Aim ▸
Copy the data exactly; pictures stay out of the copy.

Data in this exercise ▸
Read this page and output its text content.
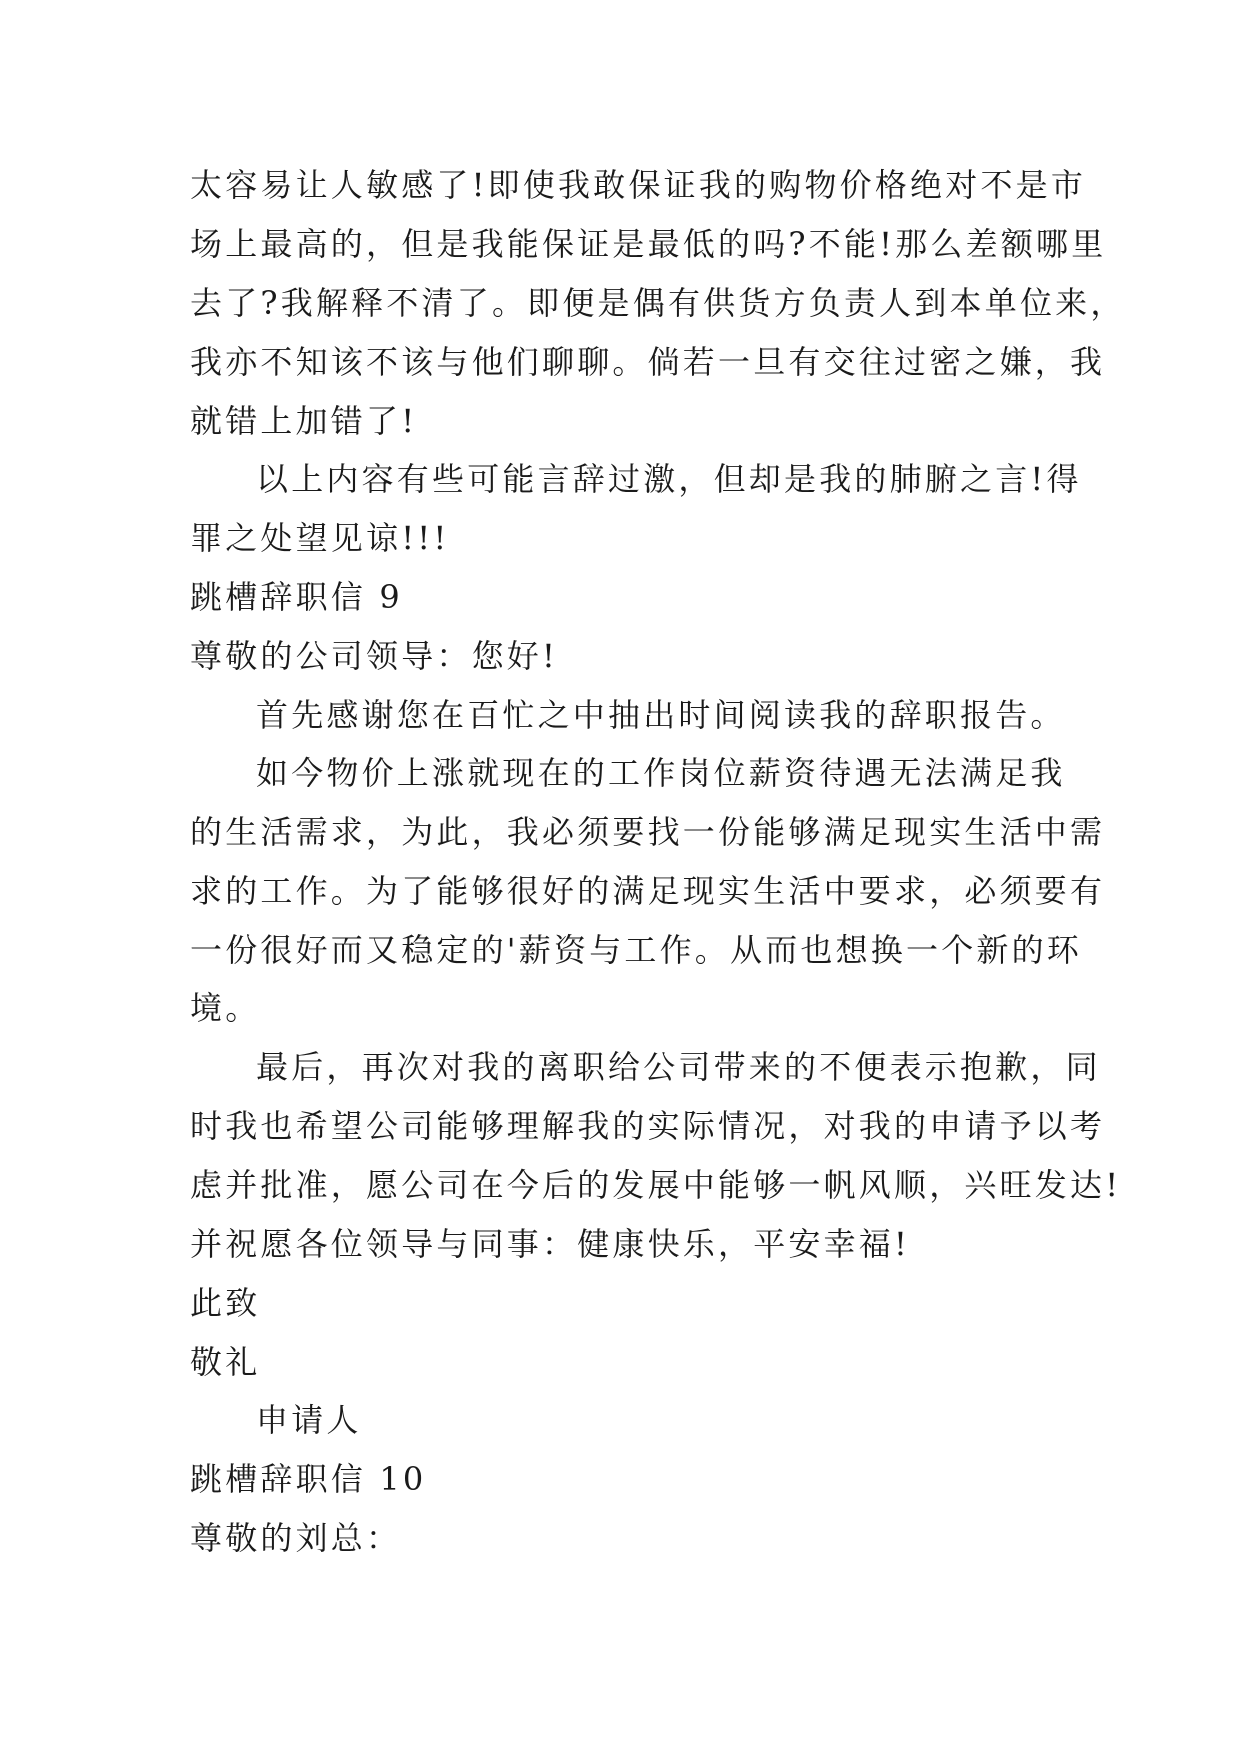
太容易让人敏感了!即使我敢保证我的购物价格绝对不是市
场上最高的，但是我能保证是最低的吗?不能!那么差额哪里
去了?我解释不清了。即便是偶有供货方负责人到本单位来，
我亦不知该不该与他们聊聊。倘若一旦有交往过密之嫌，我
就错上加错了!
以上内容有些可能言辞过激，但却是我的肺腑之言!得
罪之处望见谅!!!
跳槽辞职信 9
尊敬的公司领导：您好!
首先感谢您在百忙之中抽出时间阅读我的辞职报告。
如今物价上涨就现在的工作岗位薪资待遇无法满足我
的生活需求，为此，我必须要找一份能够满足现实生活中需
求的工作。为了能够很好的满足现实生活中要求，必须要有
一份很好而又稳定的'薪资与工作。从而也想换一个新的环
境。
最后，再次对我的离职给公司带来的不便表示抱歉，同
时我也希望公司能够理解我的实际情况，对我的申请予以考
虑并批准，愿公司在今后的发展中能够一帆风顺，兴旺发达!
并祝愿各位领导与同事：健康快乐，平安幸福!
此致
敬礼
申请人
跳槽辞职信 10
尊敬的刘总：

Output ▸
Read this page and output its text content.
太容易让人敏感了!即使我敢保证我的购物价格绝对不是市
场上最高的，但是我能保证是最低的吗?不能!那么差额哪里
去了?我解释不清了。即便是偶有供货方负责人到本单位来，
我亦不知该不该与他们聊聊。倘若一旦有交往过密之嫌，我
就错上加错了!
以上内容有些可能言辞过激，但却是我的肺腑之言!得
罪之处望见谅!!!
跳槽辞职信 9
尊敬的公司领导：您好!
首先感谢您在百忙之中抽出时间阅读我的辞职报告。
如今物价上涨就现在的工作岗位薪资待遇无法满足我
的生活需求，为此，我必须要找一份能够满足现实生活中需
求的工作。为了能够很好的满足现实生活中要求，必须要有
一份很好而又稳定的'薪资与工作。从而也想换一个新的环
境。
最后，再次对我的离职给公司带来的不便表示抱歉，同
时我也希望公司能够理解我的实际情况，对我的申请予以考
虑并批准，愿公司在今后的发展中能够一帆风顺，兴旺发达!
并祝愿各位领导与同事：健康快乐，平安幸福!
此致
敬礼
申请人
跳槽辞职信 10
尊敬的刘总：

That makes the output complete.